## Exercise brief
Filter the entries below, keeping every line that has the word "Domains".

## Provided records
--- begin ---
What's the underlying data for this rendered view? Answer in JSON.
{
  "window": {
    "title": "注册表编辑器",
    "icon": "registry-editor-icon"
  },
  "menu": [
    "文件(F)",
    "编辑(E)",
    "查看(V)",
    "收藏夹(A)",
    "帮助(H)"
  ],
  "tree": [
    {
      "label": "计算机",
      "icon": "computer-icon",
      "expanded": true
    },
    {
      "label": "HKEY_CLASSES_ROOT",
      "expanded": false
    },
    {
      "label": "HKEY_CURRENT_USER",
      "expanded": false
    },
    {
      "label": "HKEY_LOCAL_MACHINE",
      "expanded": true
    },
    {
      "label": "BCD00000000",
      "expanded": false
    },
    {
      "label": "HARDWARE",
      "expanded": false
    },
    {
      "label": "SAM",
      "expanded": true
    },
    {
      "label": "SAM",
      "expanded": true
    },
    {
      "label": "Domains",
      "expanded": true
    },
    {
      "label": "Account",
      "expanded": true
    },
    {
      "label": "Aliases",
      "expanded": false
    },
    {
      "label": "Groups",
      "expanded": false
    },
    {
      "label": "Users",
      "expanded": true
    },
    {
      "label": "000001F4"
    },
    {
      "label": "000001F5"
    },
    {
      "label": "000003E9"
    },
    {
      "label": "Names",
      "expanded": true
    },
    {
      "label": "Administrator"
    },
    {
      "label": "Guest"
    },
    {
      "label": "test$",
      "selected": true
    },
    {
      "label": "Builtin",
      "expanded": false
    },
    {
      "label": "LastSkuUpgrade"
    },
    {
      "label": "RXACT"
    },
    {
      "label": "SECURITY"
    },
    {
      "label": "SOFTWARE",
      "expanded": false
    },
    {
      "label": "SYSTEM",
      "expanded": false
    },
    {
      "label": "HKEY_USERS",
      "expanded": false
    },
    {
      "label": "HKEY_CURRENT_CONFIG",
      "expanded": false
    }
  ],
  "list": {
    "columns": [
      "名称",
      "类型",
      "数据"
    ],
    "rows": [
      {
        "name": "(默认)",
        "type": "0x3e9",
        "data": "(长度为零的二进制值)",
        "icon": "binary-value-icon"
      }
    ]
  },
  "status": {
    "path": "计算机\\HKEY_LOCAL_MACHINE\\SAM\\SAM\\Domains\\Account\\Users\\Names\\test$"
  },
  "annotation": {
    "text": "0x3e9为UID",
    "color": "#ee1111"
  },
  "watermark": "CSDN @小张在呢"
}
--- end ---
## Answer to this problem
      "label": "Domains",
    "path": "计算机\\HKEY_LOCAL_MACHINE\\SAM\\SAM\\Domains\\Account\\Users\\Names\\test$"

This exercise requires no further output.